— START THE DATA —

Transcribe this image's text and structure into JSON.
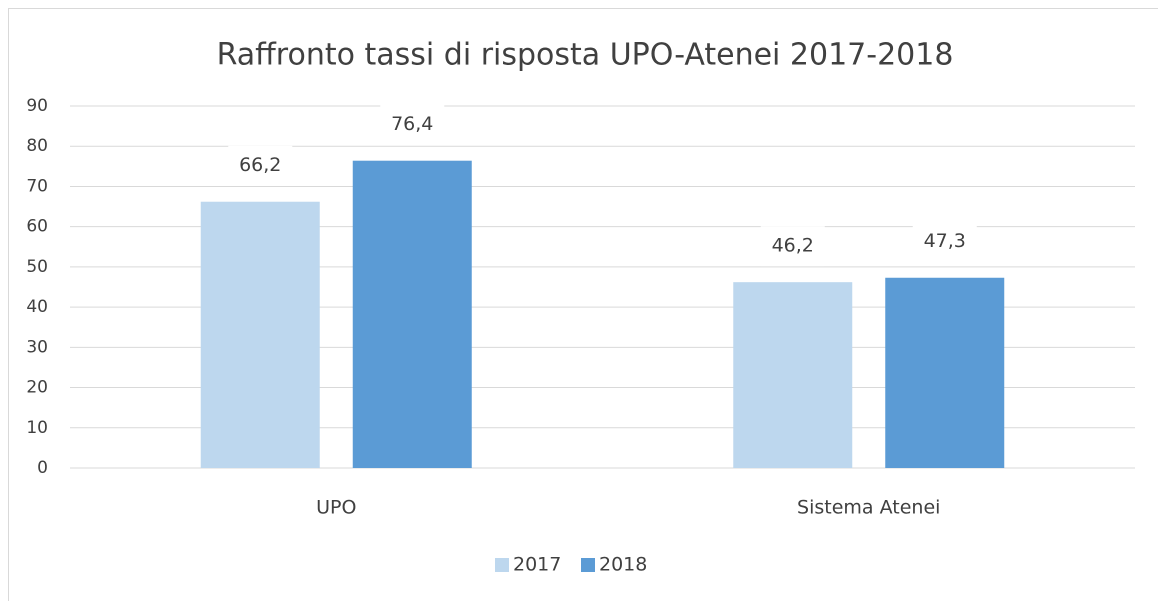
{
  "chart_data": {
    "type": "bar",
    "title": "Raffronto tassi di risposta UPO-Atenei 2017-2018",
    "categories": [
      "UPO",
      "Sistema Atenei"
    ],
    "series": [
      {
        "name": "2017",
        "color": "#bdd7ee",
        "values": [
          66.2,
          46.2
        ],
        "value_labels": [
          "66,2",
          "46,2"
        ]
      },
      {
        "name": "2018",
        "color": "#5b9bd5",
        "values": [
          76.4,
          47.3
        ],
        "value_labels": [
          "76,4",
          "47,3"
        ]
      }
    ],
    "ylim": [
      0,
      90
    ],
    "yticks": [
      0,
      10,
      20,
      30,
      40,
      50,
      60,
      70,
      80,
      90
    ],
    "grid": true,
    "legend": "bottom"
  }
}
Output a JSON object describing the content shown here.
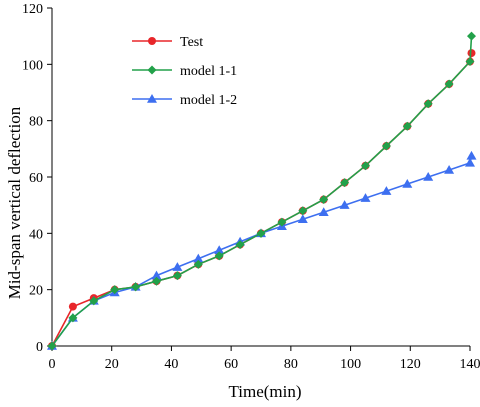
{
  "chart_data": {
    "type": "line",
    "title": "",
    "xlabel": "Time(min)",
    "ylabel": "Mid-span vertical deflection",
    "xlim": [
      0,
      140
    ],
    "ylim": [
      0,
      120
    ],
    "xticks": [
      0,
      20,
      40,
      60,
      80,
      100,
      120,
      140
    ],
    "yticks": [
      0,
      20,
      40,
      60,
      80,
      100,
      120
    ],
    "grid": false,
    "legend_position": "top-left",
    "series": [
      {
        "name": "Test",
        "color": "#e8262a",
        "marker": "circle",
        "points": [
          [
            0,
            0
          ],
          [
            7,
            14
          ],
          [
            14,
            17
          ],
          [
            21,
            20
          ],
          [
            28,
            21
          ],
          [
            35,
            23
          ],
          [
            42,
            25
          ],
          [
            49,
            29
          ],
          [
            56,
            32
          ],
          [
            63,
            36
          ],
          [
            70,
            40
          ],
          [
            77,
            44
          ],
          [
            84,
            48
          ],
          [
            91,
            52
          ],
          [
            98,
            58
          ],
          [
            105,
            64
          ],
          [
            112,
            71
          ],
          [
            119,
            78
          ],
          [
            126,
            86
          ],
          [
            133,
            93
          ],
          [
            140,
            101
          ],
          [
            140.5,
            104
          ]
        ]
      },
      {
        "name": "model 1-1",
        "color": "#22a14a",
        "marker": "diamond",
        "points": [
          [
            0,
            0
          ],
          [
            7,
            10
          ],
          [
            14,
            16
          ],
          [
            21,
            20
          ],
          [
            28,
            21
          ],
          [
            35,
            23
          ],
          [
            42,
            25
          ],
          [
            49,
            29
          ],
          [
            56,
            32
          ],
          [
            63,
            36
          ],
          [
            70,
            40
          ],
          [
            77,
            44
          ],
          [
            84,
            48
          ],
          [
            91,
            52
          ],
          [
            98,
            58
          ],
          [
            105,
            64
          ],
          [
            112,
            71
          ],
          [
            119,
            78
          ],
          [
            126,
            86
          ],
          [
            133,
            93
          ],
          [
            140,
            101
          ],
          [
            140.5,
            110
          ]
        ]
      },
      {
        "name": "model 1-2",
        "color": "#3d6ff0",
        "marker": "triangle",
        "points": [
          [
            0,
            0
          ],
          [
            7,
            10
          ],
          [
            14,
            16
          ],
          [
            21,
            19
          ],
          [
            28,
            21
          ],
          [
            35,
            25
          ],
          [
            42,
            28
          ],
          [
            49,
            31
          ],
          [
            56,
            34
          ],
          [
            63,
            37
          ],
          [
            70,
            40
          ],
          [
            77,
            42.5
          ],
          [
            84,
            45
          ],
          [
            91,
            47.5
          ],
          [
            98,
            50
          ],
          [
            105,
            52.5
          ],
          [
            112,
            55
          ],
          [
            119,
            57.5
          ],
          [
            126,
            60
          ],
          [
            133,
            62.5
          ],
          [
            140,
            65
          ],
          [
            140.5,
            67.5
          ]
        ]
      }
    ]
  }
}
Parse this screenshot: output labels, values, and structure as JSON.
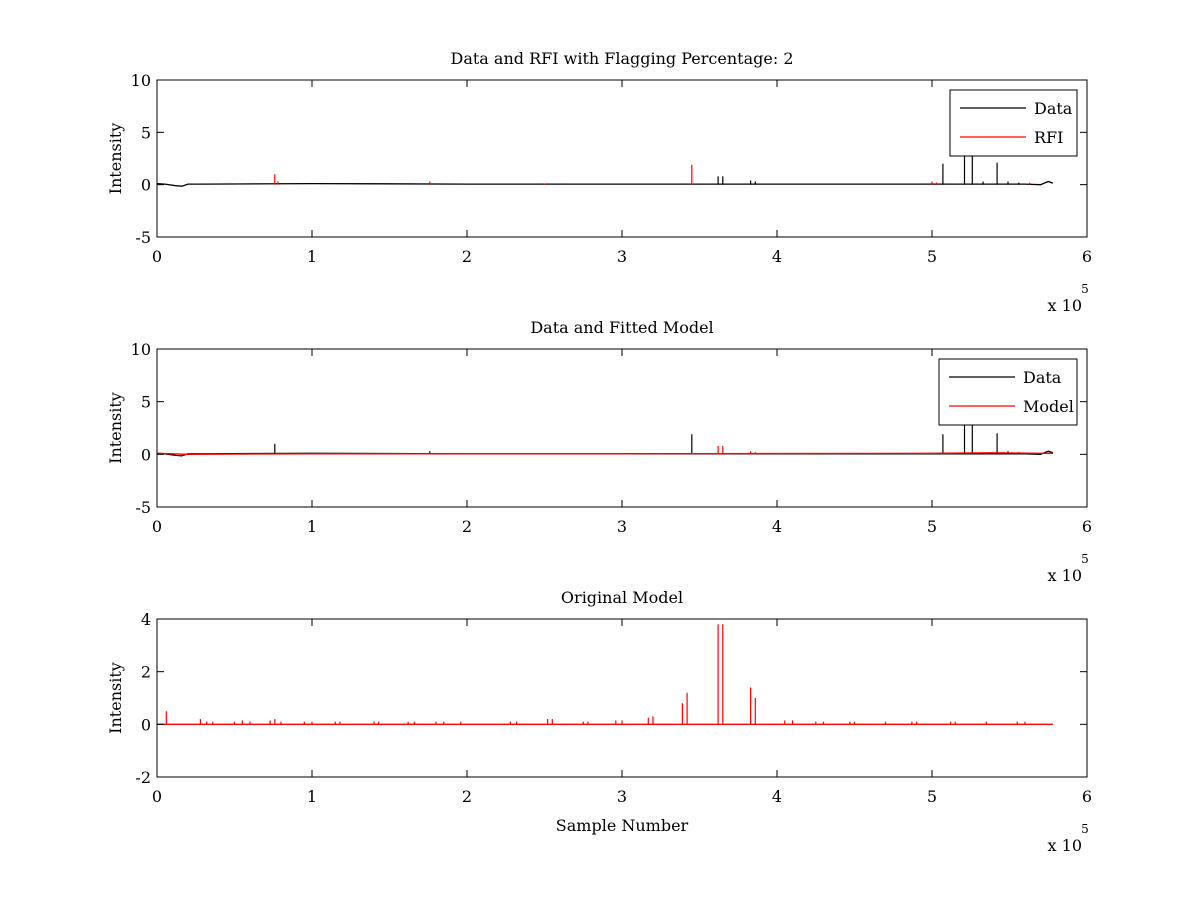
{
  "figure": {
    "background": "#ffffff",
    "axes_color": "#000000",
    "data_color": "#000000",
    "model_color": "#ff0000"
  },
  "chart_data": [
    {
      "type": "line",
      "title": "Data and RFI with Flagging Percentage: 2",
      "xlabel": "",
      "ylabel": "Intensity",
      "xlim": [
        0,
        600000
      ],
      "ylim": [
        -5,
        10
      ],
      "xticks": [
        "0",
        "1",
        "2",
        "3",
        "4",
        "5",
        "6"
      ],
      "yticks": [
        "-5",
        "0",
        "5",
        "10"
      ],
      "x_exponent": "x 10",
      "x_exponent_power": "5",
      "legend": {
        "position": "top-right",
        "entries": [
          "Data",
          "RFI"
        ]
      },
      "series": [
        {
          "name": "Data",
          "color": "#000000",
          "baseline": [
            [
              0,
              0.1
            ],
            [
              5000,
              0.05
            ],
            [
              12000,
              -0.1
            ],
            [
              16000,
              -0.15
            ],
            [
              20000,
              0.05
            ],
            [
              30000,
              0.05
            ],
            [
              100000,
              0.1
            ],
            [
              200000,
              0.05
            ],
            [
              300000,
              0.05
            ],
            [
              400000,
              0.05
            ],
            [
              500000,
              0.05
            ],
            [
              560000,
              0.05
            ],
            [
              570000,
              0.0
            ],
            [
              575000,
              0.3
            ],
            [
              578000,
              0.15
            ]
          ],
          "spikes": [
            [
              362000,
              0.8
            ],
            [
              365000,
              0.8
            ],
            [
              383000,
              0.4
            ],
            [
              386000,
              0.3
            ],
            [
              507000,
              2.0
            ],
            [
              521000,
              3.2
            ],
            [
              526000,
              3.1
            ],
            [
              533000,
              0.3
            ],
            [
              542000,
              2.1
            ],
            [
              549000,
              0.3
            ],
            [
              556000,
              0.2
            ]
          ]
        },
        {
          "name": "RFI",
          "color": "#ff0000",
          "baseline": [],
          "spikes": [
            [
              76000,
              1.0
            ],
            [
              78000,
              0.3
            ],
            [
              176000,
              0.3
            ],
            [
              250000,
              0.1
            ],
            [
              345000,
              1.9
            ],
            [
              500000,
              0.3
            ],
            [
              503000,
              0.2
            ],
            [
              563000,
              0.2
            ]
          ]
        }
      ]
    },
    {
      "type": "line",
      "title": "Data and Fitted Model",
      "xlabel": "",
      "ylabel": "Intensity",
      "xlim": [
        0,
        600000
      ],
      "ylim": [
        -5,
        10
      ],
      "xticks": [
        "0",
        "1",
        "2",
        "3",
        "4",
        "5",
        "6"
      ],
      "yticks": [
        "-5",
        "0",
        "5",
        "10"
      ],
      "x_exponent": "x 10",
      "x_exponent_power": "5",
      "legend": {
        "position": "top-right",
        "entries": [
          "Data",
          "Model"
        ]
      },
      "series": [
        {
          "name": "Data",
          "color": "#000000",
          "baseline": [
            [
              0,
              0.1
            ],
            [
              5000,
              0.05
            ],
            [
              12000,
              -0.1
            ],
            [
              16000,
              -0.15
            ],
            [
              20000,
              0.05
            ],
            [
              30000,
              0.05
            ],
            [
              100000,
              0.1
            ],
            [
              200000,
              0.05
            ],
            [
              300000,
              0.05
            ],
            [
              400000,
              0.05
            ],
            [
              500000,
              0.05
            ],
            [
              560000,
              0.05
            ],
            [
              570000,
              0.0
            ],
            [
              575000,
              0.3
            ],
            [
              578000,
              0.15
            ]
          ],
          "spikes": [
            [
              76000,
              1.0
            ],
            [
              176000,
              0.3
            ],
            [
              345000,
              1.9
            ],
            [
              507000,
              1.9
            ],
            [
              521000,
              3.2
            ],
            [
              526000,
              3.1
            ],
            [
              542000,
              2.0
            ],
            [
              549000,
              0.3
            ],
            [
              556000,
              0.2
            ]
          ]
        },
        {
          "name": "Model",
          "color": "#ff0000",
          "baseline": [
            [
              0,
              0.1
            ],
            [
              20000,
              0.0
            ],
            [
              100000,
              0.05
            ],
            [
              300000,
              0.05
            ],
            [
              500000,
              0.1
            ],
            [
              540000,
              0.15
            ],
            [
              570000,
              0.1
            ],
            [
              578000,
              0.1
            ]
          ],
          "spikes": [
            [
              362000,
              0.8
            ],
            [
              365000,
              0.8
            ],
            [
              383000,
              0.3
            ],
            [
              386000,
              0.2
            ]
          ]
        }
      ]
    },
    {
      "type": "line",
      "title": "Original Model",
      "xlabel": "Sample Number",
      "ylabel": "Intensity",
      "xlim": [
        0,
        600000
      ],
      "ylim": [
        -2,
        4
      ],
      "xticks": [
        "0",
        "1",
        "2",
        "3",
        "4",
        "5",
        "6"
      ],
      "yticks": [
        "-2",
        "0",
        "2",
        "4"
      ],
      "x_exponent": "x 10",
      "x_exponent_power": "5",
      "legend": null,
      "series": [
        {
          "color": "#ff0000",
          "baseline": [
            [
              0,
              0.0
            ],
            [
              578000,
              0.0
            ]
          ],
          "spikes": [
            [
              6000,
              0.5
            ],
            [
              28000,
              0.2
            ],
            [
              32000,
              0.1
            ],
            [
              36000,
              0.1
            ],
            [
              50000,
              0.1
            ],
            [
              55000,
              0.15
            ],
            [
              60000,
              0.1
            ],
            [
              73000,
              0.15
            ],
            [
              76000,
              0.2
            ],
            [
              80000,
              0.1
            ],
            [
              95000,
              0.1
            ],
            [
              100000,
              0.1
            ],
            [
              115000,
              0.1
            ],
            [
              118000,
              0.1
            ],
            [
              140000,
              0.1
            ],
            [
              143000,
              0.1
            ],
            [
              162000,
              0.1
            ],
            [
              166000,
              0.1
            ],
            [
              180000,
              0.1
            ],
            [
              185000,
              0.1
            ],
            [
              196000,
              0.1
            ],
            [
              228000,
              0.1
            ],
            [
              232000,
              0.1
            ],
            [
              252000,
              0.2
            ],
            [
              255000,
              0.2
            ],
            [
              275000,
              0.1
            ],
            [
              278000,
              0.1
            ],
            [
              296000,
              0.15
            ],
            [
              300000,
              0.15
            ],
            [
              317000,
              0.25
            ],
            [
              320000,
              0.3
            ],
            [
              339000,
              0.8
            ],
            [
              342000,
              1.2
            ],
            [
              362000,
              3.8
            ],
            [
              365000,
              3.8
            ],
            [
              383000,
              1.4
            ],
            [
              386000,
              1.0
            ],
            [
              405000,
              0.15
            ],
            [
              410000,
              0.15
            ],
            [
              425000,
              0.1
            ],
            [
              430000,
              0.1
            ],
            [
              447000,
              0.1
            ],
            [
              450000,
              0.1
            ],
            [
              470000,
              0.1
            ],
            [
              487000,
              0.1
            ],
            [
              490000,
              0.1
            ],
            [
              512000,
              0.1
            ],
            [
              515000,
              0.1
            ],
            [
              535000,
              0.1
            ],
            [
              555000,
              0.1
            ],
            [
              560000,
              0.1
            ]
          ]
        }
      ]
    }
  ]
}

— END THE DATA —

YOUR OBJECTIVE
Search the entries for the word "structure", then gather every line that has it.

SOLUTION
Transcribe this image's text and structure into JSON.
Parse this screenshot: output labels, values, and structure as JSON.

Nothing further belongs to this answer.